┌────────

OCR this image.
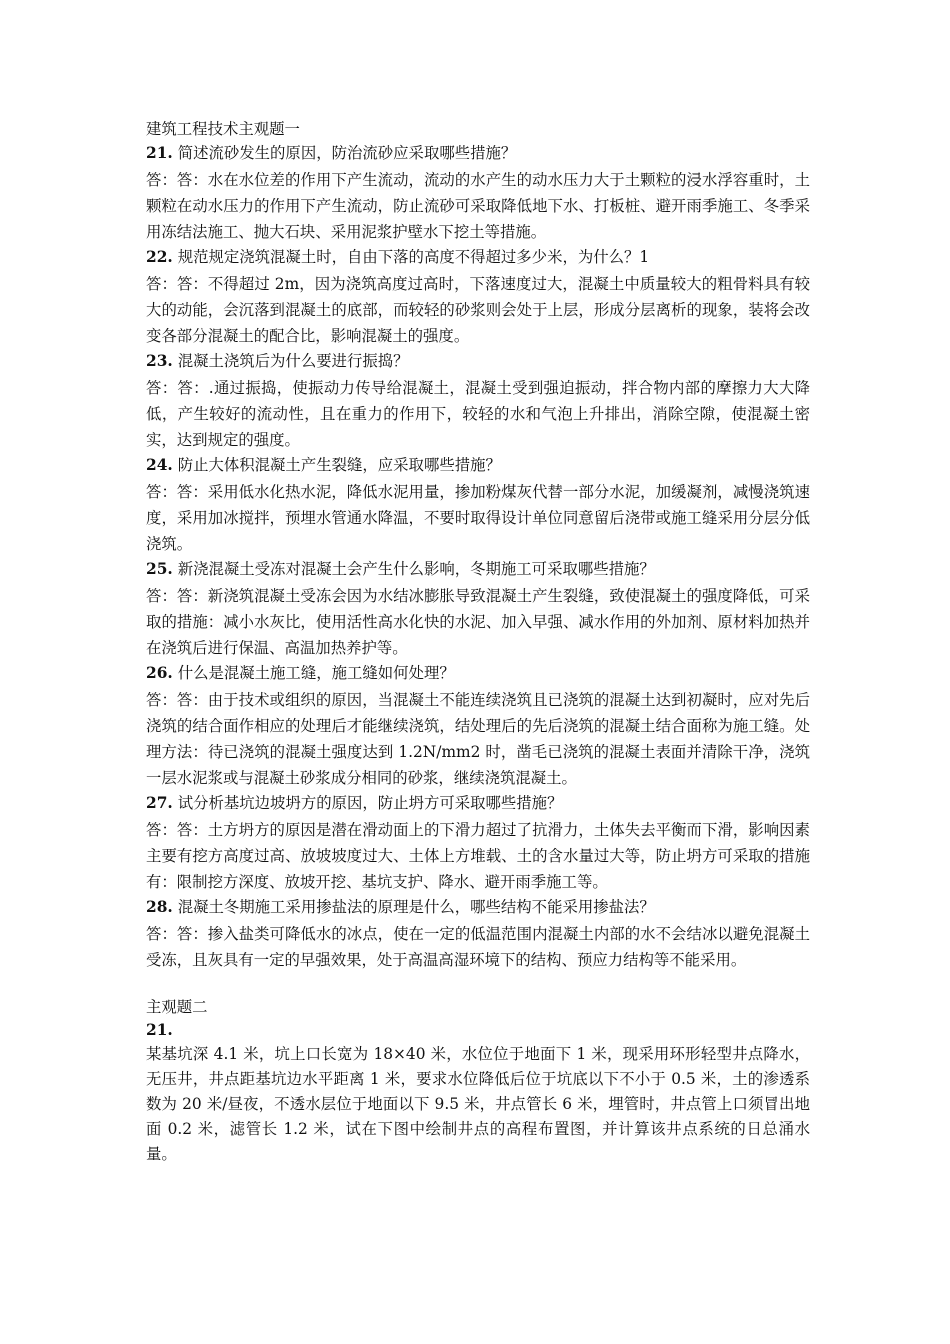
建筑工程技术主观题一
21. 简述流砂发生的原因，防治流砂应采取哪些措施？
答：答：水在水位差的作用下产生流动，流动的水产生的动水压力大于土颗粒的浸水浮容重时，土颗粒在动水压力的作用下产生流动，防止流砂可采取降低地下水、打板桩、避开雨季施工、冬季采用冻结法施工、抛大石块、采用泥浆护壁水下挖土等措施。
22. 规范规定浇筑混凝土时，自由下落的高度不得超过多少米，为什么？1
答：答：不得超过 2m，因为浇筑高度过高时，下落速度过大，混凝土中质量较大的粗骨料具有较大的动能，会沉落到混凝土的底部，而较轻的砂浆则会处于上层，形成分层离析的现象，装将会改变各部分混凝土的配合比，影响混凝土的强度。
23. 混凝土浇筑后为什么要进行振捣？
答：答：.通过振捣，使振动力传导给混凝土，混凝土受到强迫振动，拌合物内部的摩擦力大大降低，产生较好的流动性，且在重力的作用下，较轻的水和气泡上升排出，消除空隙，使混凝土密实，达到规定的强度。
24. 防止大体积混凝土产生裂缝，应采取哪些措施？
答：答：采用低水化热水泥，降低水泥用量，掺加粉煤灰代替一部分水泥，加缓凝剂，减慢浇筑速度，采用加冰搅拌，预埋水管通水降温，不要时取得设计单位同意留后浇带或施工缝采用分层分低浇筑。
25. 新浇混凝土受冻对混凝土会产生什么影响，冬期施工可采取哪些措施？
答：答：新浇筑混凝土受冻会因为水结冰膨胀导致混凝土产生裂缝，致使混凝土的强度降低，可采取的措施：减小水灰比，使用活性高水化快的水泥、加入早强、减水作用的外加剂、原材料加热并在浇筑后进行保温、高温加热养护等。
26. 什么是混凝土施工缝，施工缝如何处理？
答：答：由于技术或组织的原因，当混凝土不能连续浇筑且已浇筑的混凝土达到初凝时，应对先后浇筑的结合面作相应的处理后才能继续浇筑，结处理后的先后浇筑的混凝土结合面称为施工缝。处理方法：待已浇筑的混凝土强度达到 1.2N/mm2 时，凿毛已浇筑的混凝土表面并清除干净，浇筑一层水泥浆或与混凝土砂浆成分相同的砂浆，继续浇筑混凝土。
27. 试分析基坑边坡坍方的原因，防止坍方可采取哪些措施？
答：答：土方坍方的原因是潜在滑动面上的下滑力超过了抗滑力，土体失去平衡而下滑，影响因素主要有挖方高度过高、放坡坡度过大、土体上方堆载、土的含水量过大等，防止坍方可采取的措施有：限制挖方深度、放坡开挖、基坑支护、降水、避开雨季施工等。
28. 混凝土冬期施工采用掺盐法的原理是什么，哪些结构不能采用掺盐法？
答：答：掺入盐类可降低水的冰点，使在一定的低温范围内混凝土内部的水不会结冰以避免混凝土受冻，且灰具有一定的早强效果，处于高温高湿环境下的结构、预应力结构等不能采用。
主观题二
21.
某基坑深 4.1 米，坑上口长宽为 18×40 米，水位位于地面下 1 米，现采用环形轻型井点降水，无压井，井点距基坑边水平距离 1 米，要求水位降低后位于坑底以下不小于 0.5 米，土的渗透系数为 20 米/昼夜，不透水层位于地面以下 9.5 米，井点管长 6 米，埋管时，井点管上口须冒出地面 0.2 米，滤管长 1.2 米，试在下图中绘制井点的高程布置图，并计算该井点系统的日总涌水量。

└────────

## Directive
Print the complete listing exactly, apart from any pictures.

## Answer to this problem
OCR this image.
建筑工程技术主观题一
21. 简述流砂发生的原因，防治流砂应采取哪些措施？
答：答：水在水位差的作用下产生流动，流动的水产生的动水压力大于土颗粒的浸水浮容重时，土颗粒在动水压力的作用下产生流动，防止流砂可采取降低地下水、打板桩、避开雨季施工、冬季采用冻结法施工、抛大石块、采用泥浆护壁水下挖土等措施。
22. 规范规定浇筑混凝土时，自由下落的高度不得超过多少米，为什么？1
答：答：不得超过 2m，因为浇筑高度过高时，下落速度过大，混凝土中质量较大的粗骨料具有较大的动能，会沉落到混凝土的底部，而较轻的砂浆则会处于上层，形成分层离析的现象，装将会改变各部分混凝土的配合比，影响混凝土的强度。
23. 混凝土浇筑后为什么要进行振捣？
答：答：.通过振捣，使振动力传导给混凝土，混凝土受到强迫振动，拌合物内部的摩擦力大大降低，产生较好的流动性，且在重力的作用下，较轻的水和气泡上升排出，消除空隙，使混凝土密实，达到规定的强度。
24. 防止大体积混凝土产生裂缝，应采取哪些措施？
答：答：采用低水化热水泥，降低水泥用量，掺加粉煤灰代替一部分水泥，加缓凝剂，减慢浇筑速度，采用加冰搅拌，预埋水管通水降温，不要时取得设计单位同意留后浇带或施工缝采用分层分低浇筑。
25. 新浇混凝土受冻对混凝土会产生什么影响，冬期施工可采取哪些措施？
答：答：新浇筑混凝土受冻会因为水结冰膨胀导致混凝土产生裂缝，致使混凝土的强度降低，可采取的措施：减小水灰比，使用活性高水化快的水泥、加入早强、减水作用的外加剂、原材料加热并在浇筑后进行保温、高温加热养护等。
26. 什么是混凝土施工缝，施工缝如何处理？
答：答：由于技术或组织的原因，当混凝土不能连续浇筑且已浇筑的混凝土达到初凝时，应对先后浇筑的结合面作相应的处理后才能继续浇筑，结处理后的先后浇筑的混凝土结合面称为施工缝。处理方法：待已浇筑的混凝土强度达到 1.2N/mm2 时，凿毛已浇筑的混凝土表面并清除干净，浇筑一层水泥浆或与混凝土砂浆成分相同的砂浆，继续浇筑混凝土。
27. 试分析基坑边坡坍方的原因，防止坍方可采取哪些措施？
答：答：土方坍方的原因是潜在滑动面上的下滑力超过了抗滑力，土体失去平衡而下滑，影响因素主要有挖方高度过高、放坡坡度过大、土体上方堆载、土的含水量过大等，防止坍方可采取的措施有：限制挖方深度、放坡开挖、基坑支护、降水、避开雨季施工等。
28. 混凝土冬期施工采用掺盐法的原理是什么，哪些结构不能采用掺盐法？
答：答：掺入盐类可降低水的冰点，使在一定的低温范围内混凝土内部的水不会结冰以避免混凝土受冻，且灰具有一定的早强效果，处于高温高湿环境下的结构、预应力结构等不能采用。
主观题二
21.
某基坑深 4.1 米，坑上口长宽为 18×40 米，水位位于地面下 1 米，现采用环形轻型井点降水，无压井，井点距基坑边水平距离 1 米，要求水位降低后位于坑底以下不小于 0.5 米，土的渗透系数为 20 米/昼夜，不透水层位于地面以下 9.5 米，井点管长 6 米，埋管时，井点管上口须冒出地面 0.2 米，滤管长 1.2 米，试在下图中绘制井点的高程布置图，并计算该井点系统的日总涌水量。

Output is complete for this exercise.